■ Stored records ■
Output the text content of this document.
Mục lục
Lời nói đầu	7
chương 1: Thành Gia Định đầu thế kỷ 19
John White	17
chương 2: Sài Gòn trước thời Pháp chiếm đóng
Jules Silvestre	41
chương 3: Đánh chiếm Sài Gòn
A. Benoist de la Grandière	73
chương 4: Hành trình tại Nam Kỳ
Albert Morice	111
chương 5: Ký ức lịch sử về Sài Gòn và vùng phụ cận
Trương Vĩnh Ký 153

■ Task objective ■
Return each line of the data exactly as written above.

■ Response ■
Output the text content of this document.
Mục lục
Lời nói đầu	7
chương 1: Thành Gia Định đầu thế kỷ 19
John White	17
chương 2: Sài Gòn trước thời Pháp chiếm đóng
Jules Silvestre	41
chương 3: Đánh chiếm Sài Gòn
A. Benoist de la Grandière	73
chương 4: Hành trình tại Nam Kỳ
Albert Morice	111
chương 5: Ký ức lịch sử về Sài Gòn và vùng phụ cận
Trương Vĩnh Ký 153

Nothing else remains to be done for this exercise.